• **RAW RECORDS**

+---+

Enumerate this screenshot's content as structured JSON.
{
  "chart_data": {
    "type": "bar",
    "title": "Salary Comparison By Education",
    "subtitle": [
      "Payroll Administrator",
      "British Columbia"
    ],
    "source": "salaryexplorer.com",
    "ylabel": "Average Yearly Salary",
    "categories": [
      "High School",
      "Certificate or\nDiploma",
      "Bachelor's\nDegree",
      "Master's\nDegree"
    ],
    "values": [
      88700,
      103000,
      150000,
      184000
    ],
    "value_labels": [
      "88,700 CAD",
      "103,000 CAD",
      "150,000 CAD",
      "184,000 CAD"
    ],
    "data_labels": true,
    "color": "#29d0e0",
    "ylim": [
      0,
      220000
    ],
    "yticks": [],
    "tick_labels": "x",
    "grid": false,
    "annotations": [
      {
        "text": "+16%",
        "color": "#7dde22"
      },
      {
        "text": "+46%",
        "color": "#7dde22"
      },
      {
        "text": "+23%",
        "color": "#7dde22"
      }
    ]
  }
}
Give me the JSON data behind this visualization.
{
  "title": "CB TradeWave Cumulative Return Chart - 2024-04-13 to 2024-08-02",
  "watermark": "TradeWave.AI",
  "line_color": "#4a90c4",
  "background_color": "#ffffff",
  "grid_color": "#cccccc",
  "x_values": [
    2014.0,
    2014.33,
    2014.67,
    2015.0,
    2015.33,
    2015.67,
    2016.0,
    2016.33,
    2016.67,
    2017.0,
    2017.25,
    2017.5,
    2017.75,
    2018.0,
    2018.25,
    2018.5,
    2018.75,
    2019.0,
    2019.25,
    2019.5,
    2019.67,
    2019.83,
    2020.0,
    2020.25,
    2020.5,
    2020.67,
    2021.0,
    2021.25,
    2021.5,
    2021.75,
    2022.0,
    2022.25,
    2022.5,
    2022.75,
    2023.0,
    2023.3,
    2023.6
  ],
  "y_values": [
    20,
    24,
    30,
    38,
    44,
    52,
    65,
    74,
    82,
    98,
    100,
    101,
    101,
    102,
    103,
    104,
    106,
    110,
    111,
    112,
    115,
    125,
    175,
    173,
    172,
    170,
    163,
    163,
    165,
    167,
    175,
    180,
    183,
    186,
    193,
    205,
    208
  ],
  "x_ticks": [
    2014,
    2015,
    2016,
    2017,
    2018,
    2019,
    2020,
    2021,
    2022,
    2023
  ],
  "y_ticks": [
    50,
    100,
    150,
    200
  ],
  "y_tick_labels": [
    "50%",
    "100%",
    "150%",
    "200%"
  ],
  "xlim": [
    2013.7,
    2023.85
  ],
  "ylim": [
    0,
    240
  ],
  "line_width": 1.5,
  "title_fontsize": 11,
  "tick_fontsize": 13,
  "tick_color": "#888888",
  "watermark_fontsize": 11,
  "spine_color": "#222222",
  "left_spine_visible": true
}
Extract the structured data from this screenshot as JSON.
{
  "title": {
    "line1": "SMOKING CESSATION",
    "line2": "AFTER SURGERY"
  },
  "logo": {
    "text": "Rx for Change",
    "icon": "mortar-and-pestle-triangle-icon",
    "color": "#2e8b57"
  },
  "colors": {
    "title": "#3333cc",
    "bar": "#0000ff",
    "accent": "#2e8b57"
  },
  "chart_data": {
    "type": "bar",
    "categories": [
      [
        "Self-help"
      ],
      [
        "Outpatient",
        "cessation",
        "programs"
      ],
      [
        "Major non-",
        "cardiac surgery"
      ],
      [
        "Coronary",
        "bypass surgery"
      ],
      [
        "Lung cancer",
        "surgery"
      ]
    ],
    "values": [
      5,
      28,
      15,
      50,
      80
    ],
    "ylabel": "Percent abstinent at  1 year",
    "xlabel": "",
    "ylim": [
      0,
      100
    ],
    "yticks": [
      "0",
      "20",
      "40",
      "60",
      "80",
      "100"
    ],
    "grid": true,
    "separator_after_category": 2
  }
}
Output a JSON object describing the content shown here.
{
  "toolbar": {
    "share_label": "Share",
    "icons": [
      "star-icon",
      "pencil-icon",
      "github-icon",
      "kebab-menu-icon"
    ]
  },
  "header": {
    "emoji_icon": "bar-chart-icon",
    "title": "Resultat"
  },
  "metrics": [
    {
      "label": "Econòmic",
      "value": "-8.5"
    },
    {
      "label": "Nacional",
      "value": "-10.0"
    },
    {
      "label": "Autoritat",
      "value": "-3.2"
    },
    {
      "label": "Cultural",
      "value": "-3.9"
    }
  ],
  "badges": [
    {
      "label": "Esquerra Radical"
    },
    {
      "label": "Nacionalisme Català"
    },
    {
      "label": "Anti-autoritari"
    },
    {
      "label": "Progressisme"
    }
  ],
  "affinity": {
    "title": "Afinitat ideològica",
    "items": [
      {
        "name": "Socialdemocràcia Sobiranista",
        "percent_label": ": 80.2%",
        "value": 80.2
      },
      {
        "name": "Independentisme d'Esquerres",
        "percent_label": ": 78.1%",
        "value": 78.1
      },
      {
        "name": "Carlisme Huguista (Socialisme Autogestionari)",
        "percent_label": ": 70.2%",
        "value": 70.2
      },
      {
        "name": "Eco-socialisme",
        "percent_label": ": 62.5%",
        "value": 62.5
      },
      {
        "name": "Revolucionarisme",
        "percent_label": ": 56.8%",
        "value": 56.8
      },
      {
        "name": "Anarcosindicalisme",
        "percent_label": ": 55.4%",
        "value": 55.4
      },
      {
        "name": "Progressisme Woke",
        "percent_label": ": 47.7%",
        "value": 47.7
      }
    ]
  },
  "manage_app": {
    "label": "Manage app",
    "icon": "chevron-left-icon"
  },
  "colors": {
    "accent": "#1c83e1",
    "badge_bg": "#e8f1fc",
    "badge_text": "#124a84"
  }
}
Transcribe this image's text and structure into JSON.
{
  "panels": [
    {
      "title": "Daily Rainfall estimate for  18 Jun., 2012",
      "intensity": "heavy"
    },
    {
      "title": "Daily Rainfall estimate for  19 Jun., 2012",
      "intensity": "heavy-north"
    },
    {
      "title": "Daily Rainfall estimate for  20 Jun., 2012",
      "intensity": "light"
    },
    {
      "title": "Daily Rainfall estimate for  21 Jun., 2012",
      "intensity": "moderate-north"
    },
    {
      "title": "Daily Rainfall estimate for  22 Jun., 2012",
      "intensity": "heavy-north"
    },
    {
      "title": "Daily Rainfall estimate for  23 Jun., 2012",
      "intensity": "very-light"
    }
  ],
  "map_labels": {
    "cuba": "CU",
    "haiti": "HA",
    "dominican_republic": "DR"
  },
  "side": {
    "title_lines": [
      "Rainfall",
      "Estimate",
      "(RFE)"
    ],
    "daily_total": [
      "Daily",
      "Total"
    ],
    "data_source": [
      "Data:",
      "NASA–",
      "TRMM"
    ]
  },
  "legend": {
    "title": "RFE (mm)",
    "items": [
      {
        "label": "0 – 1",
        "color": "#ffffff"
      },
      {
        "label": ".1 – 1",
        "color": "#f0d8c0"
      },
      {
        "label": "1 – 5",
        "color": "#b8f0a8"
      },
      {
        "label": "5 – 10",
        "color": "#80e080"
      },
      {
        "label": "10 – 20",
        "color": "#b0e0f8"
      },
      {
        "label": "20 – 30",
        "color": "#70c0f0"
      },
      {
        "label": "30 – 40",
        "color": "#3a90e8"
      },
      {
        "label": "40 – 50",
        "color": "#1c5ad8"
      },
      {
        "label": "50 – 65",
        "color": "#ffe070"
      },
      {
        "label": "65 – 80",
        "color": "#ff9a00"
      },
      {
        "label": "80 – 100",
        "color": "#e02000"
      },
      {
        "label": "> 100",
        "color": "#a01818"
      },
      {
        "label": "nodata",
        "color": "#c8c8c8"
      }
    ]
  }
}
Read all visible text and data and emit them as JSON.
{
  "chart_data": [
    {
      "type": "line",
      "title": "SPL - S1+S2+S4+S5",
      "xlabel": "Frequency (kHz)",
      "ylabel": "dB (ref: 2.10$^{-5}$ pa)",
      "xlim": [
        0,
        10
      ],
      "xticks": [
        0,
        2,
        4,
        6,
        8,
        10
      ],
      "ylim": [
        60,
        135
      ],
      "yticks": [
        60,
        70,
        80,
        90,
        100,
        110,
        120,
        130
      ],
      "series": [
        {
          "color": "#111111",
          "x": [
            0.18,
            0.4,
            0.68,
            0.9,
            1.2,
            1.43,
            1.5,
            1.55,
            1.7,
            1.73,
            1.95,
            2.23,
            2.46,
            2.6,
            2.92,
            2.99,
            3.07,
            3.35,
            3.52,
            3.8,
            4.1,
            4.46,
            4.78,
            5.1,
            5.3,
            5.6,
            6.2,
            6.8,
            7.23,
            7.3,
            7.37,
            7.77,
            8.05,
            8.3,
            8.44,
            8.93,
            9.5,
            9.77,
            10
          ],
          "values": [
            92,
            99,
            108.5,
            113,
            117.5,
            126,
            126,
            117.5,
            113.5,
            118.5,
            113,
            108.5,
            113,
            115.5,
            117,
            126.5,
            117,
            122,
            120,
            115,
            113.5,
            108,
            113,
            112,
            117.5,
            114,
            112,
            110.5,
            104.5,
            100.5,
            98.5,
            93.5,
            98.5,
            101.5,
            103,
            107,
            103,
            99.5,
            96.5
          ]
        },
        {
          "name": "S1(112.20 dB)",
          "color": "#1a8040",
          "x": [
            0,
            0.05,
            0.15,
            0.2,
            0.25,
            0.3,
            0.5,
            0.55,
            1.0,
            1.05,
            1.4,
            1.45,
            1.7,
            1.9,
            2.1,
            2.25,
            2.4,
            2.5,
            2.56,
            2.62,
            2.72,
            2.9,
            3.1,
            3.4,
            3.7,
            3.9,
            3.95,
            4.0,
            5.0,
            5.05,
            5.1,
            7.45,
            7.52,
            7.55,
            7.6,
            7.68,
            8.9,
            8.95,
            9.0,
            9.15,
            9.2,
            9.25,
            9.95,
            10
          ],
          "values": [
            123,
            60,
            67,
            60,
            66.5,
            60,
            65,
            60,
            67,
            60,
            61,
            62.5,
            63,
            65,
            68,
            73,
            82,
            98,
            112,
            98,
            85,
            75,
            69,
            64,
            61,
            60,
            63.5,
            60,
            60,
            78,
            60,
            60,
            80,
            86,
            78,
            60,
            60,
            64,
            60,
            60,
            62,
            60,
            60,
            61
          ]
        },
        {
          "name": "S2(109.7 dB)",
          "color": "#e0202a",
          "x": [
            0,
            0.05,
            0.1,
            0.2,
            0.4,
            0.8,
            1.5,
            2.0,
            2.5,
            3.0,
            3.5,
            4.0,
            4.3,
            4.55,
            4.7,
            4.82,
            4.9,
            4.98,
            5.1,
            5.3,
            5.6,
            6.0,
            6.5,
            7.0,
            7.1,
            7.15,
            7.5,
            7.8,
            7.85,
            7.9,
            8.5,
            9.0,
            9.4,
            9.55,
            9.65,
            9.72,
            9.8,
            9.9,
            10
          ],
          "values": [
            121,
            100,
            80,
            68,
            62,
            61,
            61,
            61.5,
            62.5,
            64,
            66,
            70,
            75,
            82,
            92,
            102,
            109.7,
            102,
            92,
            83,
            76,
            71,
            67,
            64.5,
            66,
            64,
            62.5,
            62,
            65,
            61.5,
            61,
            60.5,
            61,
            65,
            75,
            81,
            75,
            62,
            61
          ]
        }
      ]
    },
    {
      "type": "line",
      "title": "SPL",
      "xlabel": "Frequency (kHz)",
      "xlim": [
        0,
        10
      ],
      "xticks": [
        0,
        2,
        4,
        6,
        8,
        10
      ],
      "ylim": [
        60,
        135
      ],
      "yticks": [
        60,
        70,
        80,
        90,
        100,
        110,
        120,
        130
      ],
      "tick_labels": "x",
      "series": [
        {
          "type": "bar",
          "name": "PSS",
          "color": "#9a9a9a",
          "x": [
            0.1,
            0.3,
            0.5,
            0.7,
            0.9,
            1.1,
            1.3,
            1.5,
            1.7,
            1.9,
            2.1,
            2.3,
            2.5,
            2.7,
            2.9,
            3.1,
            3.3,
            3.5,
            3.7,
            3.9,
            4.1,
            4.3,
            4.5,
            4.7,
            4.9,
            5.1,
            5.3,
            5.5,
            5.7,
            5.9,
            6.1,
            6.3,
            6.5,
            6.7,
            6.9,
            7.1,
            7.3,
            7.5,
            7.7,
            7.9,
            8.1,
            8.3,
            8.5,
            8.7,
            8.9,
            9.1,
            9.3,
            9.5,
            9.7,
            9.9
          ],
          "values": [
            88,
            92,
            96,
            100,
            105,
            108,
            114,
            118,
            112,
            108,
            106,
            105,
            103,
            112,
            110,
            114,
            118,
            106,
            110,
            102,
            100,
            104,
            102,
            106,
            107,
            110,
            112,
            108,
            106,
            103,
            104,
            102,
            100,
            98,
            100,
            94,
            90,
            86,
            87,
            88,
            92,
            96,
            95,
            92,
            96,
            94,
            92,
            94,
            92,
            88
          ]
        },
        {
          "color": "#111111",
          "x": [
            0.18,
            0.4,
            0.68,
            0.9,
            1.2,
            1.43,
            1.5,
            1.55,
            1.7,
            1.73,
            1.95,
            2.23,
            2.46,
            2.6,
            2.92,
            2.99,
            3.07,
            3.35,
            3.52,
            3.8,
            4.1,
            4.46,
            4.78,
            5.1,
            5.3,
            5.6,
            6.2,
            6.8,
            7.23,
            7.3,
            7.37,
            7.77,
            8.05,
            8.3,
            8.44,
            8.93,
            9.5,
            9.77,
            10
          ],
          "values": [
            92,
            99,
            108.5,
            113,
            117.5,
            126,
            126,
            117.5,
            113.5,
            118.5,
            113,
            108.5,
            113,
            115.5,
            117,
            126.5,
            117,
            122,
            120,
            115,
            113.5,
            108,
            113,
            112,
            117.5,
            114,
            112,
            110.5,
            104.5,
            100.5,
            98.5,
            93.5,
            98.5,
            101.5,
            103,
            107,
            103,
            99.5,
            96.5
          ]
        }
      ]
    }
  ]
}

+---+

In the lines above, locate the string "Progressisme". Copy every line where it occurs.

• **COMPLETE RESPONSE**
      "label": "Progressisme"
        "name": "Progressisme Woke",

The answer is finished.